(SOURCE TEXT begins)

Neuro 2, based on websites, books, & medical papers I’ve seen and read is one of the top 3 Myasthenia Gravis(MG) specialists in the world, so I was really holding out a lot of hope for my meeting with him. Well after finally seeing me 45 minutes after my scheduled appointment time…… borderline strike 1……. he opens my file to see that, NONE OF MY DAMN PAPERWORK WAS SENT OVER FROM NEURO 1, no bloodwork, no CT Results, NO MRI results, no history, nada…… strike 4 for the Neuro 1 morons…. if they hit strike 6 – I start shooting…. so basically we do everything all over again with him, full work-up. Fill out pages and pages of paperwork… THEN he tells me he won’t be my neurologist, neuro 1 will still be, it’s just that he is running a MG study and they thought I would be a good candidate for him…… Ugggh… Ok never mind borderline…. definite strike 1……
The study is to see what the differences in medication requirements are between people who have the thymectomy versus those who don’t…. so it’s possible due to the luck of the draw I could fall into the no thymectomy group, take this medication for 3 years then at the end still need the thymectomy anyways….. this operation is scary – full scale wide open chest, 8 weeks bedrest blah blah blah…. but there is a good chance that taking out the thymus will eradicate the MG…. BUT not guaranteed. I straight out asked for what percentage of cases see a remission or total eradication of the MG after the operation. He refused to be pinned down to a number even a rough number, only saying a majority – so I pressed him further – what do you mean a majority – like 51% or is it closer to 90% but all he would say is that yes it falls somewhere in the middle of those numbers…
Well I could go on but this is a mighty long post already and my fingers are bleeding from typing so much….. I have an appointment with Neuro 1 on Wednesday so I’ll have more information then… also will see Neuro 2 in 2 weeks to see if I qualify for the study… then I’ll have to take that combined information and see what it means to my 2 different cardiologists… plus my GP….. so the drama just keeps on keeping on….. another round of tons of questions but not many answers….. getting harder and harder to keep my chin up – as everyone and everything keeps moving forward with life while I’m stuck in this moribund suspended animation.

(SOURCE TEXT ends)
(DATA begins)

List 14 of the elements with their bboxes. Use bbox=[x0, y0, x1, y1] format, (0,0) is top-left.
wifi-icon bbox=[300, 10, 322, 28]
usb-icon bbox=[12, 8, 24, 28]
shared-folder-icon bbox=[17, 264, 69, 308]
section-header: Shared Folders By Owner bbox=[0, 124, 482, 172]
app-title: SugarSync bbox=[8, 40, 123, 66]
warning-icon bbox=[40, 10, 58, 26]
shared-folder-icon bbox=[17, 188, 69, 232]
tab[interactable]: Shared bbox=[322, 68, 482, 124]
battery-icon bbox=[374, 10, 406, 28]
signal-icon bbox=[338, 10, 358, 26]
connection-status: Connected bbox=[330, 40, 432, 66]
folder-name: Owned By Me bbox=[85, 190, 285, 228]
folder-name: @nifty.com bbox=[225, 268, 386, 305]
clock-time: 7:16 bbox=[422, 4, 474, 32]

(DATA ends)

■ EXPLORE THE MATERIAL
(a) Using the Myasthenia Gravis text, decide whether each statement agrees with it. Answer yes or no for each, and quote the words of the text that settle it.
(i) Neuro 2 agreed to replace Neuro 1 as the writer's neurologist.
(ii) Neuro 2 gave the writer an exact percentage of cases that see remission after the operation.
(iii) The writer has an appointment with Neuro 1 on Wednesday.
(b) According to the Myasthenia Gravis text, what is Neuro 2's study designed to find out?

■ EXPECTED RESULTS
(a)
(i) No: "he tells me he won’t be my neurologist, neuro 1 will still be"
(ii) No: "He refused to be pinned down to a number even a rough number, only saying a majority"
(iii) Yes: "I have an appointment with Neuro 1 on Wednesday"

(b) It is designed to find the differences in medication requirements between people who have the thymectomy and those who don't.